**PROVIDED PASSAGE**

+--

The Fairchild T-46 was an American light jet trainer aircraft of the 1980s. It was cancelled in 1986 with only three aircraft being produced.

Design and development
The United States Air Force (USAF) launched its Next Generation Trainer (NGT) program to replace the Cessna T-37 Tweet primary trainer in 1981. Fairchild-Republic submitted a shoulder-winged monoplane with a twin tail, powered by two Garrett F109 turbofans and with pilot and instructor sitting side by side. Part of the rationale was an expectation of increasing levels of general aviation traffic. A pressurized trainer would permit training at higher altitude, leading to fewer restrictions on the new pilots.

In order to validate the proposed aircraft's design, and to explore its flight handling characteristics, Fairchild Republic contracted with Ames Industries of Bohemia, New York to build a flyable 62% scale version. Burt Rutan's Rutan Aircraft Factory (RAF) in Mojave, California was contracted to perform the flight test evaluations, with test pilot Dick Rutan doing the flying. The scale version was known at RAF as the Model 73 NGT, this flying on 10 September 1981. One requirement was for the aircraft to be able to go into a spin, but to also have easy recovery from the spin. This was demonstrated using the Model 73 NTG.

+--

Layout element entries:
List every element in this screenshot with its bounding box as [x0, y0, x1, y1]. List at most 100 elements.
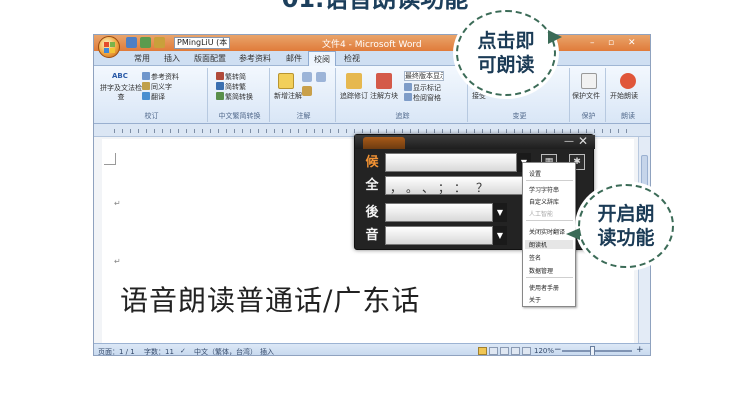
undo-icon[interactable] [140, 37, 151, 48]
web-layout-icon[interactable] [500, 347, 509, 355]
group-label-chinese-conversion: 中文繁简转换 [218, 112, 261, 120]
ime-minimize-icon[interactable]: — [564, 135, 574, 148]
trad-to-simp-button[interactable]: 繁转简 [216, 72, 246, 82]
tab-mailings[interactable]: 邮件 [286, 53, 302, 64]
document-body-text[interactable]: 语音朗读普通话/广东话 [120, 279, 420, 319]
tab-review[interactable]: 校阅 [308, 51, 336, 66]
punctuation-field[interactable]: ，。、；：？ [385, 176, 535, 195]
translate-button[interactable]: 翻译 [142, 92, 165, 102]
minimize-icon[interactable]: – [590, 37, 595, 49]
menu-item-learn-string[interactable]: 学习字符串 [529, 185, 559, 194]
spelling-icon[interactable]: ABC [112, 72, 128, 81]
start-reading-icon[interactable] [620, 73, 636, 89]
menu-item-settings[interactable]: 设置 [529, 169, 541, 178]
group-proofing: ABC 拼字及文法检查 参考资料 同义字 翻译 校订 [96, 68, 208, 122]
ribbon: ABC 拼字及文法检查 参考资料 同义字 翻译 校订 繁转简 简转繁 繁简转换 … [94, 66, 650, 124]
suffix-dropdown-icon[interactable]: ▼ [493, 203, 507, 222]
thesaurus-button[interactable]: 同义字 [142, 82, 172, 92]
tab-references[interactable]: 参考资料 [239, 53, 271, 64]
tab-layout[interactable]: 版面配置 [194, 53, 226, 64]
menu-item-signature[interactable]: 签名 [529, 253, 541, 262]
prev-comment-icon[interactable] [302, 72, 312, 82]
new-comment-icon[interactable] [278, 73, 294, 89]
font-name-box[interactable]: PMingLiU (本 [174, 37, 230, 49]
track-changes-button[interactable]: 追踪修订 [340, 92, 368, 101]
tab-insert[interactable]: 插入 [164, 53, 180, 64]
research-button[interactable]: 参考资料 [142, 72, 179, 82]
ime-close-icon[interactable]: ✕ [578, 135, 588, 148]
ime-logo-tab [363, 137, 405, 149]
pane-icon [404, 93, 412, 101]
zoom-slider[interactable] [562, 350, 632, 352]
menu-separator [526, 180, 573, 181]
callout-line: 可朗读 [477, 54, 535, 76]
callout-enable-reading: 开启朗 读功能 [578, 184, 674, 268]
proofing-status-icon[interactable]: ✓ [180, 347, 186, 355]
next-comment-icon[interactable] [316, 72, 326, 82]
protect-document-button[interactable]: 保护文件 [572, 92, 600, 101]
delete-comment-icon[interactable] [302, 86, 312, 96]
menu-item-about[interactable]: 关于 [529, 295, 541, 304]
headline: 01.语音朗读功能 [250, 0, 500, 12]
ime-row-label: 全 [365, 178, 379, 193]
menu-item-reader[interactable]: 朗读机 [525, 240, 573, 249]
save-icon[interactable] [126, 37, 137, 48]
suffix-field[interactable] [385, 203, 493, 222]
menu-item-ai: 人工智能 [529, 211, 554, 218]
status-language[interactable]: 中文（繁体，台湾） [194, 347, 257, 355]
office-button[interactable] [98, 36, 120, 58]
draft-icon[interactable] [522, 347, 531, 355]
close-icon[interactable]: ✕ [628, 37, 636, 49]
zoom-out-icon[interactable]: − [554, 345, 562, 355]
tab-view[interactable]: 检视 [344, 53, 360, 64]
translate-icon [142, 92, 150, 100]
status-page[interactable]: 页面：1 / 1 [98, 347, 135, 355]
callout-line: 读功能 [597, 227, 655, 249]
ribbon-tabs: 常用 插入 版面配置 参考资料 邮件 校阅 检视 [94, 51, 650, 66]
accept-button[interactable]: 接受 [472, 92, 486, 101]
show-markup-button[interactable]: 显示标记 [404, 83, 441, 93]
ime-row-label: 音 [365, 228, 379, 243]
group-read-aloud: 开始朗读 朗读 [608, 68, 648, 122]
group-label-comments: 注解 [296, 112, 311, 120]
status-insert-mode[interactable]: 插入 [260, 347, 274, 355]
balloons-icon[interactable] [376, 73, 392, 89]
group-label-read-aloud: 朗读 [621, 112, 635, 120]
pronunciation-dropdown-icon[interactable]: ▼ [493, 226, 507, 245]
print-layout-icon[interactable] [478, 347, 487, 355]
reading-layout-icon[interactable] [489, 347, 498, 355]
trad-simp-icon [216, 72, 224, 80]
tab-home[interactable]: 常用 [134, 53, 150, 64]
menu-item-custom-dictionary[interactable]: 自定义辞库 [529, 197, 559, 206]
spelling-grammar-button[interactable]: 拼字及文法检查 [100, 84, 142, 102]
new-comment-button[interactable]: 新增注解 [274, 92, 302, 101]
punctuation-row[interactable]: ，。、；：？ [390, 179, 498, 196]
candidate-field[interactable] [385, 153, 517, 172]
menu-item-data-management[interactable]: 数据管理 [529, 266, 553, 275]
redo-icon[interactable] [154, 37, 165, 48]
track-changes-icon[interactable] [346, 73, 362, 89]
office-logo-icon [104, 42, 115, 53]
menu-item-user-manual[interactable]: 使用者手册 [529, 283, 559, 292]
callout-click-to-read: 点击即 可朗读 [456, 10, 556, 96]
display-for-review-select[interactable]: 最终版本显示标记 [404, 71, 444, 81]
start-reading-button[interactable]: 开始朗读 [610, 92, 638, 101]
group-label-proofing: 校订 [144, 112, 159, 120]
callout-line: 开启朗 [597, 203, 655, 225]
menu-item-close-realtime-translate[interactable]: 关闭实时翻译 [529, 227, 565, 236]
pronunciation-field[interactable] [385, 226, 493, 245]
status-word-count[interactable]: 字数：11 [144, 347, 174, 355]
outline-icon[interactable] [511, 347, 520, 355]
callout-line: 点击即 [477, 30, 535, 52]
balloons-button[interactable]: 注解方块 [370, 92, 398, 101]
reviewing-pane-button[interactable]: 检阅窗格 [404, 93, 441, 103]
zoom-level[interactable]: 120% [534, 347, 554, 355]
zoom-slider-knob[interactable] [590, 346, 595, 355]
simp-to-trad-button[interactable]: 简转繁 [216, 82, 246, 92]
zoom-in-icon[interactable]: + [636, 345, 644, 355]
protect-document-icon[interactable] [581, 73, 597, 89]
maximize-icon[interactable]: ▫ [608, 37, 614, 49]
chinese-conversion-button[interactable]: 繁简转换 [216, 92, 253, 102]
ime-toolbar-header[interactable]: — ✕ [355, 135, 595, 149]
menu-separator [526, 277, 573, 278]
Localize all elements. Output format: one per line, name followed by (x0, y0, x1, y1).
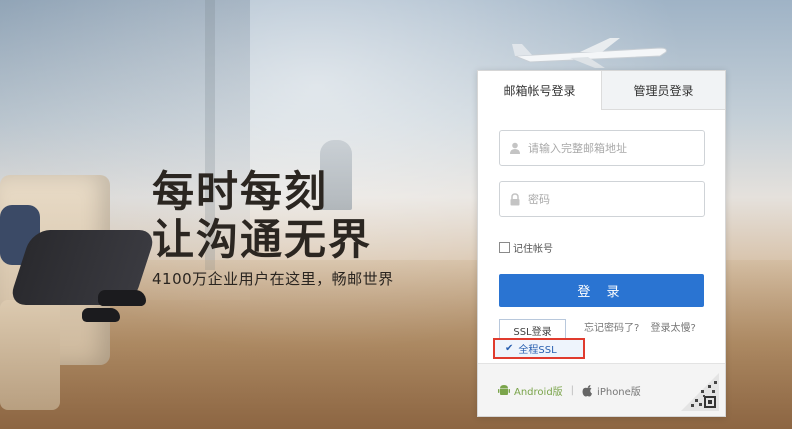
apple-icon (582, 384, 593, 396)
remember-account[interactable]: 记住帐号 (499, 240, 553, 255)
tab-admin-login[interactable]: 管理员登录 (601, 71, 725, 109)
slogan: 每时每刻 让沟通无界 4100万企业用户在这里，畅邮世界 (152, 168, 394, 289)
email-input[interactable] (526, 140, 704, 156)
login-tabs: 邮箱帐号登录 管理员登录 (478, 71, 725, 110)
lock-icon (504, 192, 526, 206)
ssl-option-label: 全程SSL (518, 345, 557, 356)
shoe (98, 290, 146, 306)
forgot-password-link[interactable]: 忘记密码了? (584, 323, 639, 334)
slogan-line-1: 每时每刻 (152, 167, 329, 216)
login-button[interactable]: 登 录 (499, 274, 704, 307)
shoe (82, 308, 120, 322)
slow-login-link[interactable]: 登录太慢? (651, 323, 696, 334)
user-icon (504, 142, 526, 154)
password-input[interactable] (526, 191, 704, 207)
app-download-bar: Android版 | iPhone版 (478, 363, 725, 416)
slogan-line-2: 让沟通无界 (152, 215, 373, 264)
help-links: 忘记密码了? 登录太慢? (584, 319, 704, 334)
sofa-front (0, 300, 60, 410)
iphone-download-link[interactable]: iPhone版 (582, 383, 641, 398)
android-icon (498, 384, 510, 395)
email-field[interactable] (499, 130, 705, 166)
password-field[interactable] (499, 181, 705, 217)
iphone-label: iPhone版 (597, 386, 641, 398)
airplane-graphic (512, 38, 667, 68)
tab-email-login[interactable]: 邮箱帐号登录 (478, 71, 601, 110)
qr-code-icon[interactable] (681, 373, 719, 411)
remember-checkbox[interactable] (499, 242, 510, 253)
footer-separator: | (570, 384, 575, 396)
android-download-link[interactable]: Android版 (498, 383, 563, 398)
remember-label: 记住帐号 (513, 244, 553, 255)
checkmark-icon: ✔ (505, 343, 514, 354)
slogan-subtitle: 4100万企业用户在这里，畅邮世界 (152, 270, 394, 288)
ssl-option-full[interactable]: ✔ 全程SSL (493, 338, 585, 359)
android-label: Android版 (514, 386, 563, 398)
login-panel: 邮箱帐号登录 管理员登录 记住帐号 登 录 SSL登录 忘记密码了? 登录太慢?… (477, 70, 726, 417)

+--

**WRITTEN TASK**
Could you write the next part of the Fairchild T-46 passage, picking up right after its final sentence?

**WRITTEN ANSWER**
Fairchild's design, to be designated T-46, was announced winner of the NGT competition on 2 July 1982, with the USAF placing an order for two prototypes and options for 54 production aircraft. It was planned to build 650 T-46s for the USAF by 1991.

The aircraft first flew on 15 October 1985, six months later than originally programmed date of 15 April. Costs had increased significantly during the development process, with the predicted unit cost rising from $1.5 million in 1982 to $3 million in February 1985. The 1985 Gramm–Rudman–Hollings Balanced Budget Act mandated spending cuts for the US government in an attempt to limit the national debt, and while testing did not reveal any major problems, Secretary of the Air Force Russell A. Rourke cancelled procurement of the T-46, while allowing limited development to continue. While attempts were made in Congress to reinstate the program, which resulted in the FY 1987 budget being delayed, an amendment was passed to the 1987 Appropriations Bill to forbid any spending on the T-46 until further evaluation of the T-46 against the T-37 and other trainers took place.

The project was cancelled a little more than a year later, for reasons that largely remain controversial. The T-46 was the last project of the Fairchild Republic Corporation, and after the program termination Fairchild had no more income. Without any new contracts and the NGT program cancelled, the company closed the Republic factory in Farmingdale, New York, bringing 60 years of Fairchild aircraft manufacturing to an end.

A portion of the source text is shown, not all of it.